» **JOB**
Will you give the material below again, every line exactly as it is?

....................

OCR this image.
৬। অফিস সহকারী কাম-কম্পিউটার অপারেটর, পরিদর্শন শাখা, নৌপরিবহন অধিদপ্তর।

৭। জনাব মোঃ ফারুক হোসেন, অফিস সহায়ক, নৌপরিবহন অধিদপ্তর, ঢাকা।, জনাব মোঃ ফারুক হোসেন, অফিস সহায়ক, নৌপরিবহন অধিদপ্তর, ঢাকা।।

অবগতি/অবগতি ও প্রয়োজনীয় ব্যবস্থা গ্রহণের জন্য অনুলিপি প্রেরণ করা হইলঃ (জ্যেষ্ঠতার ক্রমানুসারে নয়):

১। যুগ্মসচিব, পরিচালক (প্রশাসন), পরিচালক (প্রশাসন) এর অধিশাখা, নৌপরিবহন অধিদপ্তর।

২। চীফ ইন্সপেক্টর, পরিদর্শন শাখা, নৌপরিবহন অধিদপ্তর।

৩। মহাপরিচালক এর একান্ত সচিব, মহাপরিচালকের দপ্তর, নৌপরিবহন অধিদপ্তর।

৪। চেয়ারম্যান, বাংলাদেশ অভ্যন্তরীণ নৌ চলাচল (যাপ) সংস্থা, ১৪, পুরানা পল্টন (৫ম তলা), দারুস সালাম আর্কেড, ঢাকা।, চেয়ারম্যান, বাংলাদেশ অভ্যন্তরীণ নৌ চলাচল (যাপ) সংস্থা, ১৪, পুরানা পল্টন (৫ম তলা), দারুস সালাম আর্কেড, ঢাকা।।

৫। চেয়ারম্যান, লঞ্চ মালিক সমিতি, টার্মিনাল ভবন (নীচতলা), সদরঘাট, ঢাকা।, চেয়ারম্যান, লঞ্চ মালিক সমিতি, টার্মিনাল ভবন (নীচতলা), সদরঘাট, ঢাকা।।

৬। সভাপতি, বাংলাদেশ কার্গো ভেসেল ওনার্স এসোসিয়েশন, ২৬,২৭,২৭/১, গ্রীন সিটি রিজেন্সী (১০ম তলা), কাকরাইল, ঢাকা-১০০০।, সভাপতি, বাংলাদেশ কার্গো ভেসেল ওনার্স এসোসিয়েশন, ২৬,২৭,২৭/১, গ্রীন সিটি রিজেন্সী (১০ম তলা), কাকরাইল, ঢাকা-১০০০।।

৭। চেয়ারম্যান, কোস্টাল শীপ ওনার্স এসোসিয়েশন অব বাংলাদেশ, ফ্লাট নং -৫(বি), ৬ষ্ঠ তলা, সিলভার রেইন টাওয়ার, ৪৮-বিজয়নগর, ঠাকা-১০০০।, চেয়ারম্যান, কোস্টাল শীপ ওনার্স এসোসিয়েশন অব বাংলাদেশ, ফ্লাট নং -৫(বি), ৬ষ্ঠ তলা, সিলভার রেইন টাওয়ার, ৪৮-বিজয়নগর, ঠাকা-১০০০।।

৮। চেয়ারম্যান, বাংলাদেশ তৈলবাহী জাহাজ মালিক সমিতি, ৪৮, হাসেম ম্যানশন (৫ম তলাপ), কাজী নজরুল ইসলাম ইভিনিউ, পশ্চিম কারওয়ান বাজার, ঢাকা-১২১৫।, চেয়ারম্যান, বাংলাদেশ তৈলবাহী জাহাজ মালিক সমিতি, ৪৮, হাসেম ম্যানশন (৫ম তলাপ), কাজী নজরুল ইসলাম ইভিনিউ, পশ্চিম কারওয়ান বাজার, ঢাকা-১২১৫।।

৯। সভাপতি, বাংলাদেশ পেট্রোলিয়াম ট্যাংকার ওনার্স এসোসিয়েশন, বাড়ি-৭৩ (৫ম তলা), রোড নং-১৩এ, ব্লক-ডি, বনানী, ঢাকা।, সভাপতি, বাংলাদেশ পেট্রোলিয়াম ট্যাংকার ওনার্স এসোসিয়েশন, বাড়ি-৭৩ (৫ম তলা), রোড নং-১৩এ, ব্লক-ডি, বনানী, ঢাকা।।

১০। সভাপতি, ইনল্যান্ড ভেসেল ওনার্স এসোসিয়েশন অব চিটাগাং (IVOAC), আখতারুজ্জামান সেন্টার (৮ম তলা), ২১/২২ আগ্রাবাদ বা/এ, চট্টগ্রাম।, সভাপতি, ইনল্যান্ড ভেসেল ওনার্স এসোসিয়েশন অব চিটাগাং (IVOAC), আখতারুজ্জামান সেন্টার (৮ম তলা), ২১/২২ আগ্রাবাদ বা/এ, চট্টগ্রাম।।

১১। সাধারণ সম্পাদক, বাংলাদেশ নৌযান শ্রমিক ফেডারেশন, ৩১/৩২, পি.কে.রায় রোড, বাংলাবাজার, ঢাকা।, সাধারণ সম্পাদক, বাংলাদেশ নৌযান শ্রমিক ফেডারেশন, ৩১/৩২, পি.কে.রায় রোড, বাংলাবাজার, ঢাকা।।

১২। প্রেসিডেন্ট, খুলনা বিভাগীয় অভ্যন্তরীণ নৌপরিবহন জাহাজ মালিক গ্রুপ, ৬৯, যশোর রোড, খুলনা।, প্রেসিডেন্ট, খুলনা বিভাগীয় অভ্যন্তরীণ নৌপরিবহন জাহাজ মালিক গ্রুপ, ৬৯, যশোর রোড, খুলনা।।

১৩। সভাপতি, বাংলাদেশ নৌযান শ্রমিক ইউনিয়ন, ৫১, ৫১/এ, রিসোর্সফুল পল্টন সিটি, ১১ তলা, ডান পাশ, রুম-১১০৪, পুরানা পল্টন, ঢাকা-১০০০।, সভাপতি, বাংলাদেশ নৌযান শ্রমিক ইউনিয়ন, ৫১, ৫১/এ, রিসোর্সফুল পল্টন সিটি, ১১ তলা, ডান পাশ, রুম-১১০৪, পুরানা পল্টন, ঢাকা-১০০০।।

....................

» **RESPONSE TO THE EXERCISE**
OCR this image.
৬। অফিস সহকারী কাম-কম্পিউটার অপারেটর, পরিদর্শন শাখা, নৌপরিবহন অধিদপ্তর।

৭। জনাব মোঃ ফারুক হোসেন, অফিস সহায়ক, নৌপরিবহন অধিদপ্তর, ঢাকা।, জনাব মোঃ ফারুক হোসেন, অফিস সহায়ক, নৌপরিবহন অধিদপ্তর, ঢাকা।।

অবগতি/অবগতি ও প্রয়োজনীয় ব্যবস্থা গ্রহণের জন্য অনুলিপি প্রেরণ করা হইলঃ (জ্যেষ্ঠতার ক্রমানুসারে নয়):

১। যুগ্মসচিব, পরিচালক (প্রশাসন), পরিচালক (প্রশাসন) এর অধিশাখা, নৌপরিবহন অধিদপ্তর।

২। চীফ ইন্সপেক্টর, পরিদর্শন শাখা, নৌপরিবহন অধিদপ্তর।

৩। মহাপরিচালক এর একান্ত সচিব, মহাপরিচালকের দপ্তর, নৌপরিবহন অধিদপ্তর।

৪। চেয়ারম্যান, বাংলাদেশ অভ্যন্তরীণ নৌ চলাচল (যাপ) সংস্থা, ১৪, পুরানা পল্টন (৫ম তলা), দারুস সালাম আর্কেড, ঢাকা।, চেয়ারম্যান, বাংলাদেশ অভ্যন্তরীণ নৌ চলাচল (যাপ) সংস্থা, ১৪, পুরানা পল্টন (৫ম তলা), দারুস সালাম আর্কেড, ঢাকা।।

৫। চেয়ারম্যান, লঞ্চ মালিক সমিতি, টার্মিনাল ভবন (নীচতলা), সদরঘাট, ঢাকা।, চেয়ারম্যান, লঞ্চ মালিক সমিতি, টার্মিনাল ভবন (নীচতলা), সদরঘাট, ঢাকা।।

৬। সভাপতি, বাংলাদেশ কার্গো ভেসেল ওনার্স এসোসিয়েশন, ২৬,২৭,২৭/১, গ্রীন সিটি রিজেন্সী (১০ম তলা), কাকরাইল, ঢাকা-১০০০।, সভাপতি, বাংলাদেশ কার্গো ভেসেল ওনার্স এসোসিয়েশন, ২৬,২৭,২৭/১, গ্রীন সিটি রিজেন্সী (১০ম তলা), কাকরাইল, ঢাকা-১০০০।।

৭। চেয়ারম্যান, কোস্টাল শীপ ওনার্স এসোসিয়েশন অব বাংলাদেশ, ফ্লাট নং -৫(বি), ৬ষ্ঠ তলা, সিলভার রেইন টাওয়ার, ৪৮-বিজয়নগর, ঠাকা-১০০০।, চেয়ারম্যান, কোস্টাল শীপ ওনার্স এসোসিয়েশন অব বাংলাদেশ, ফ্লাট নং -৫(বি), ৬ষ্ঠ তলা, সিলভার রেইন টাওয়ার, ৪৮-বিজয়নগর, ঠাকা-১০০০।।

৮। চেয়ারম্যান, বাংলাদেশ তৈলবাহী জাহাজ মালিক সমিতি, ৪৮, হাসেম ম্যানশন (৫ম তলাপ), কাজী নজরুল ইসলাম ইভিনিউ, পশ্চিম কারওয়ান বাজার, ঢাকা-১২১৫।, চেয়ারম্যান, বাংলাদেশ তৈলবাহী জাহাজ মালিক সমিতি, ৪৮, হাসেম ম্যানশন (৫ম তলাপ), কাজী নজরুল ইসলাম ইভিনিউ, পশ্চিম কারওয়ান বাজার, ঢাকা-১২১৫।।

৯। সভাপতি, বাংলাদেশ পেট্রোলিয়াম ট্যাংকার ওনার্স এসোসিয়েশন, বাড়ি-৭৩ (৫ম তলা), রোড নং-১৩এ, ব্লক-ডি, বনানী, ঢাকা।, সভাপতি, বাংলাদেশ পেট্রোলিয়াম ট্যাংকার ওনার্স এসোসিয়েশন, বাড়ি-৭৩ (৫ম তলা), রোড নং-১৩এ, ব্লক-ডি, বনানী, ঢাকা।।

১০। সভাপতি, ইনল্যান্ড ভেসেল ওনার্স এসোসিয়েশন অব চিটাগাং (IVOAC), আখতারুজ্জামান সেন্টার (৮ম তলা), ২১/২২ আগ্রাবাদ বা/এ, চট্টগ্রাম।, সভাপতি, ইনল্যান্ড ভেসেল ওনার্স এসোসিয়েশন অব চিটাগাং (IVOAC), আখতারুজ্জামান সেন্টার (৮ম তলা), ২১/২২ আগ্রাবাদ বা/এ, চট্টগ্রাম।।

১১। সাধারণ সম্পাদক, বাংলাদেশ নৌযান শ্রমিক ফেডারেশন, ৩১/৩২, পি.কে.রায় রোড, বাংলাবাজার, ঢাকা।, সাধারণ সম্পাদক, বাংলাদেশ নৌযান শ্রমিক ফেডারেশন, ৩১/৩২, পি.কে.রায় রোড, বাংলাবাজার, ঢাকা।।

১২। প্রেসিডেন্ট, খুলনা বিভাগীয় অভ্যন্তরীণ নৌপরিবহন জাহাজ মালিক গ্রুপ, ৬৯, যশোর রোড, খুলনা।, প্রেসিডেন্ট, খুলনা বিভাগীয় অভ্যন্তরীণ নৌপরিবহন জাহাজ মালিক গ্রুপ, ৬৯, যশোর রোড, খুলনা।।

১৩। সভাপতি, বাংলাদেশ নৌযান শ্রমিক ইউনিয়ন, ৫১, ৫১/এ, রিসোর্সফুল পল্টন সিটি, ১১ তলা, ডান পাশ, রুম-১১০৪, পুরানা পল্টন, ঢাকা-১০০০।, সভাপতি, বাংলাদেশ নৌযান শ্রমিক ইউনিয়ন, ৫১, ৫১/এ, রিসোর্সফুল পল্টন সিটি, ১১ তলা, ডান পাশ, রুম-১১০৪, পুরানা পল্টন, ঢাকা-১০০০।।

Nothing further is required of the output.